"""

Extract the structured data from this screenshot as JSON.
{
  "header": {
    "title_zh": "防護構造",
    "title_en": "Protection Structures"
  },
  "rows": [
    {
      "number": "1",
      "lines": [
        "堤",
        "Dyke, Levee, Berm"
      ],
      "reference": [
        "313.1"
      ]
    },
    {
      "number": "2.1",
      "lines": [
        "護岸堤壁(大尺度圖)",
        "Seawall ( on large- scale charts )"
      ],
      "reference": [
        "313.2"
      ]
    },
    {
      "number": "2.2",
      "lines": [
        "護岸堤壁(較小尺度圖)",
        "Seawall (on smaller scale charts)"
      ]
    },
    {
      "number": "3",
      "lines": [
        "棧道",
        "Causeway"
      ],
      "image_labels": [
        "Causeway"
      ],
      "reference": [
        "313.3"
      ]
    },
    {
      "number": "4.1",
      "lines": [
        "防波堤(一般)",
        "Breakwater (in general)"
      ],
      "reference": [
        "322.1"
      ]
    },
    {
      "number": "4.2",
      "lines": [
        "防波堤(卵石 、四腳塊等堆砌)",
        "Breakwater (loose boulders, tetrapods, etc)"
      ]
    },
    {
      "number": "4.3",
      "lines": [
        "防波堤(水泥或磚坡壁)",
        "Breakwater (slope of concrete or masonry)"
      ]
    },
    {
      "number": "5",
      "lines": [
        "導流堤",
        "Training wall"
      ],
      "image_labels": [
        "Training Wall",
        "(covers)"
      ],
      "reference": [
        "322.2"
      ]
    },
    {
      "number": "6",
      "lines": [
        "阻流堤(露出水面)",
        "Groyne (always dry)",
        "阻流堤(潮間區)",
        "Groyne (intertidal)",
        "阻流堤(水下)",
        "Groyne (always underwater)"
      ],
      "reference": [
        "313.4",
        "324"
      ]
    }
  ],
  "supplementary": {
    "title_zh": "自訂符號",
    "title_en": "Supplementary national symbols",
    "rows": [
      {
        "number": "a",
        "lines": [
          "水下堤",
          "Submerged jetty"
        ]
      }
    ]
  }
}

"""
"""

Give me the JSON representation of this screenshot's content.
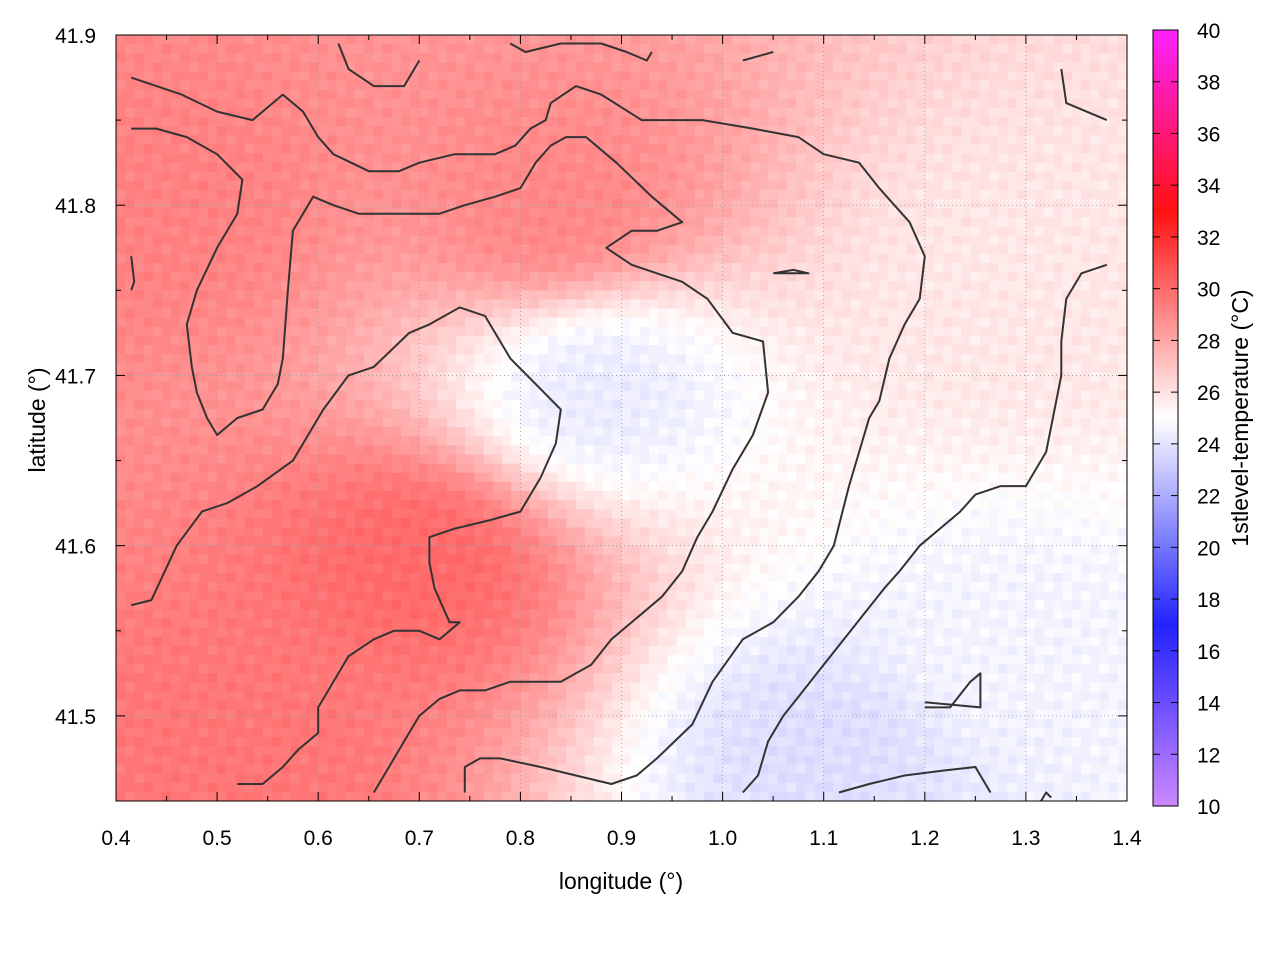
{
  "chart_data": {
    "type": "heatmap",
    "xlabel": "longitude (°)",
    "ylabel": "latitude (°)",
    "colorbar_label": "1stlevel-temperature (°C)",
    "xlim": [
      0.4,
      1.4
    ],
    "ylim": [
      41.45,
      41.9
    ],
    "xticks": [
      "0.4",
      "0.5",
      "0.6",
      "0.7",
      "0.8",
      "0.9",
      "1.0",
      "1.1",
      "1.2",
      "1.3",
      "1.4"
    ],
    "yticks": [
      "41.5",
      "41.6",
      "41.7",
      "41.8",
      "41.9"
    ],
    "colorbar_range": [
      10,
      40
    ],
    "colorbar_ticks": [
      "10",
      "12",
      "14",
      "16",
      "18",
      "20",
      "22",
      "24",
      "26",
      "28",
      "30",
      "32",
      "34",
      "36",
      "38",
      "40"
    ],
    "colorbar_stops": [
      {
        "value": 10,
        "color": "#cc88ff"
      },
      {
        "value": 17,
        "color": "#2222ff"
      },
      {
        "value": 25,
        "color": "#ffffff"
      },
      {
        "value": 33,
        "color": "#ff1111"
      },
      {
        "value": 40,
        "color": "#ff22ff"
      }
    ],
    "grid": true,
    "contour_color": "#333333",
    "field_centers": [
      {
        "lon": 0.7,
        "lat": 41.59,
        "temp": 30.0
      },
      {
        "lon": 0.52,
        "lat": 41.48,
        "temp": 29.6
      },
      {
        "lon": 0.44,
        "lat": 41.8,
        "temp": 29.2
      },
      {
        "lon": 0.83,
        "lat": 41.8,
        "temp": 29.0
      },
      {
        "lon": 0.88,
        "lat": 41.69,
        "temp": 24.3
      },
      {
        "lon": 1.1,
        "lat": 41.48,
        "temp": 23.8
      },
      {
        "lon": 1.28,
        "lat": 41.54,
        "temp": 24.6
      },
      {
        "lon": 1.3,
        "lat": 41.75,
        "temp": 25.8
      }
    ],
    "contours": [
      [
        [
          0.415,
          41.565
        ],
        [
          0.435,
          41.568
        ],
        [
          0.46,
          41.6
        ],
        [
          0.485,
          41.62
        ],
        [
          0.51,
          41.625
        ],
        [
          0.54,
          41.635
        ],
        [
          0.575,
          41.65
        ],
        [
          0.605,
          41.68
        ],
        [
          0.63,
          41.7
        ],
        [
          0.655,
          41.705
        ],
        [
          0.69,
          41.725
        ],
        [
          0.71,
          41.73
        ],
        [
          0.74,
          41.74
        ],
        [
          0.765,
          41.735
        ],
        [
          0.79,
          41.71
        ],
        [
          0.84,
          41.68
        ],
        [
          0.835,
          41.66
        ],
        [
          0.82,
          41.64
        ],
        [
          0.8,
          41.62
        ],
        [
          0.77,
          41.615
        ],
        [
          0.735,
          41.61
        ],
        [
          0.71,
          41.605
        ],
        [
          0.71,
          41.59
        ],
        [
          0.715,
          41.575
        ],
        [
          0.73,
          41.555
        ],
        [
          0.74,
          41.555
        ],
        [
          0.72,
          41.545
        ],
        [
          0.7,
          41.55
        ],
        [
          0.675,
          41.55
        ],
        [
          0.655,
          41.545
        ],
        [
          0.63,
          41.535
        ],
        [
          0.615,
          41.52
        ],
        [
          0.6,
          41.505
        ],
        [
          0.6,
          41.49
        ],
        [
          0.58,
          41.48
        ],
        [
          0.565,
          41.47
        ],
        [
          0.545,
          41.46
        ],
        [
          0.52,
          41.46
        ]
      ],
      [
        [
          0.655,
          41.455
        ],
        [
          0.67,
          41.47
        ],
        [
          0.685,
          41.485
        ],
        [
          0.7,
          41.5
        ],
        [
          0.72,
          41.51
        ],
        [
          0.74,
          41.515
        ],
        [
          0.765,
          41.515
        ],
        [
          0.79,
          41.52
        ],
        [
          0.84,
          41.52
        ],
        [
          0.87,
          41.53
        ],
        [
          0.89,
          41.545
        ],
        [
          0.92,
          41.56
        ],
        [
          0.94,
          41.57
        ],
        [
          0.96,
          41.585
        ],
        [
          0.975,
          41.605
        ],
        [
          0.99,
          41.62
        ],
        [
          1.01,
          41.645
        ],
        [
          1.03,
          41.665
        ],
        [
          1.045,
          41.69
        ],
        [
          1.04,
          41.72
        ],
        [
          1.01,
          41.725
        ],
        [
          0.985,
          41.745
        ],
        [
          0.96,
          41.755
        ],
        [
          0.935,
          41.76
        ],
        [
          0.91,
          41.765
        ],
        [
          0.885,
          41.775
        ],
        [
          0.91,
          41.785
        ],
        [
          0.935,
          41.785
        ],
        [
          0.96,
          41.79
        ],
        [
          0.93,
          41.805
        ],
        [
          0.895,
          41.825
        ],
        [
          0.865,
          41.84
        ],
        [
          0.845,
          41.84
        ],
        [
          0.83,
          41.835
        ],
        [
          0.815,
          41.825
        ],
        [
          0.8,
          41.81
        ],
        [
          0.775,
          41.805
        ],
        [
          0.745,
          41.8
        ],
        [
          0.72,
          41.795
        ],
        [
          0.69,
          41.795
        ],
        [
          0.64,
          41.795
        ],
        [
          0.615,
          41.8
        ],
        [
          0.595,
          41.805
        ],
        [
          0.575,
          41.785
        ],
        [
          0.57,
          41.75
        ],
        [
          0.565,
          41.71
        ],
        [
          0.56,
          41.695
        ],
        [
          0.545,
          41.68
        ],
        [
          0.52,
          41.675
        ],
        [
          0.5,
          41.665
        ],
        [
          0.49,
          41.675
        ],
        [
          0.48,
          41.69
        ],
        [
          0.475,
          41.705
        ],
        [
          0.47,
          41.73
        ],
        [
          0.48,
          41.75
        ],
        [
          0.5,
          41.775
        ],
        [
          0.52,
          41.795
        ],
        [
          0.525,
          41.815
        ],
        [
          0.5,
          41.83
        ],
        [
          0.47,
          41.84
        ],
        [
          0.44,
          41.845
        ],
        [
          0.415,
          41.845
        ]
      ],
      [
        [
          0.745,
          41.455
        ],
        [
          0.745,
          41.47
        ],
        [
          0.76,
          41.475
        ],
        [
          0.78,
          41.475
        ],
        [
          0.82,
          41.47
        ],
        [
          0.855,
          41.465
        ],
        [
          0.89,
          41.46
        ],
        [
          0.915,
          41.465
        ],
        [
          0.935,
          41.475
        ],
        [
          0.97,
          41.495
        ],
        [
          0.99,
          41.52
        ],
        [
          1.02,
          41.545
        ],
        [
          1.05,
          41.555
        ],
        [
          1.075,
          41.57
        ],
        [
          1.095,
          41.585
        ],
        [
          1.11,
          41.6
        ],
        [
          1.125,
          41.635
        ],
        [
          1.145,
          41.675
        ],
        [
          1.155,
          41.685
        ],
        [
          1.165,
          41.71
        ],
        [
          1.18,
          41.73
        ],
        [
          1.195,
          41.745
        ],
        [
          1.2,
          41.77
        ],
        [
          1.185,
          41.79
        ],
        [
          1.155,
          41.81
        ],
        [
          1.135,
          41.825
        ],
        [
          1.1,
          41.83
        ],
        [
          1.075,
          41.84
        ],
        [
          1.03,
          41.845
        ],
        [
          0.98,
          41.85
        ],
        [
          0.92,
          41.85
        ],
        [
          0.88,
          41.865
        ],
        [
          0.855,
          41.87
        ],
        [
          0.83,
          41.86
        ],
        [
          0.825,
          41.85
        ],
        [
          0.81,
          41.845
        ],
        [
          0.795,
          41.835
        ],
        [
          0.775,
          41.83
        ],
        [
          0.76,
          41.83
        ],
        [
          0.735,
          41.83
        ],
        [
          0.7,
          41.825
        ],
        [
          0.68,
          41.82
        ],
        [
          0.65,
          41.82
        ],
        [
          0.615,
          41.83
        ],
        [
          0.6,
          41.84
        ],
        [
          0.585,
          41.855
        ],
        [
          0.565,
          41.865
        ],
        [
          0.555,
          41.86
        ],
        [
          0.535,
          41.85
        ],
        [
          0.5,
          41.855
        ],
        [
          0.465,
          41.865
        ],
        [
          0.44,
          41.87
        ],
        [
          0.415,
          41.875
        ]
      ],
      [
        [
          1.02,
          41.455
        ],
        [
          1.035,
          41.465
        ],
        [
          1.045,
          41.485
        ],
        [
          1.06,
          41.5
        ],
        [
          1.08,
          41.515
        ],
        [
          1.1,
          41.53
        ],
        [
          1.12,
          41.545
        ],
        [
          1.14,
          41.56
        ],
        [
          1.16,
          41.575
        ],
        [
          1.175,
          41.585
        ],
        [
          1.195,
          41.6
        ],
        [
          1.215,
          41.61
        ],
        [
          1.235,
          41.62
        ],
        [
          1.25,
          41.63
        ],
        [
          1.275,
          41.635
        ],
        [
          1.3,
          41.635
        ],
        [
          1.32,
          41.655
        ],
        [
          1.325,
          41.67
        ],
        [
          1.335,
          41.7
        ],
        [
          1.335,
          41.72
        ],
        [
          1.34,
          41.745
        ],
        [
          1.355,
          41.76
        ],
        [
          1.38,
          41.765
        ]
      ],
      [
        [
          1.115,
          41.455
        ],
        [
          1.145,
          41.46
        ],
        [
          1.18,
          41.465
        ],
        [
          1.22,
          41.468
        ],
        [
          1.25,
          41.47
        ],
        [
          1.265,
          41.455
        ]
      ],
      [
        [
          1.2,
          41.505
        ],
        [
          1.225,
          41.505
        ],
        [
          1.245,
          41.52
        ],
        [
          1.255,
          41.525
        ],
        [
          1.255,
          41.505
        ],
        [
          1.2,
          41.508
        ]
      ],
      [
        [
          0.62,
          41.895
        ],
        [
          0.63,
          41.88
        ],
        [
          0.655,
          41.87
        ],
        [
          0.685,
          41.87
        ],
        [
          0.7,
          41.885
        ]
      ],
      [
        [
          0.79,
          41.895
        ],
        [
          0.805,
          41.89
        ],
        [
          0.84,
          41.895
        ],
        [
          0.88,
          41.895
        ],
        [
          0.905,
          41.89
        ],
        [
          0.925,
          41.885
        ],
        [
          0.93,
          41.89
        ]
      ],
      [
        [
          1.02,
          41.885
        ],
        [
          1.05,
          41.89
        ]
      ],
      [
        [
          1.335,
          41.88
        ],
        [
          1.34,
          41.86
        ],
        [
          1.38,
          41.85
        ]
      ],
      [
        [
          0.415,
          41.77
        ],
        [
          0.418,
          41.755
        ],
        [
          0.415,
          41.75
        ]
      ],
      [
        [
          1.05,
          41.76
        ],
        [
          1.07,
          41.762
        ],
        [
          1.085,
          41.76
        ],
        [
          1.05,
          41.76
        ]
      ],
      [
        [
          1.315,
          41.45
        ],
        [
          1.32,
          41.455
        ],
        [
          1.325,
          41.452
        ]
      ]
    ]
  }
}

"""

TASK GOAL:
Go through the lines above. Select every one that has the string "JSON".

CORRECT RESULT:
Extract the structured data from this screenshot as JSON.
Give me the JSON representation of this screenshot's content.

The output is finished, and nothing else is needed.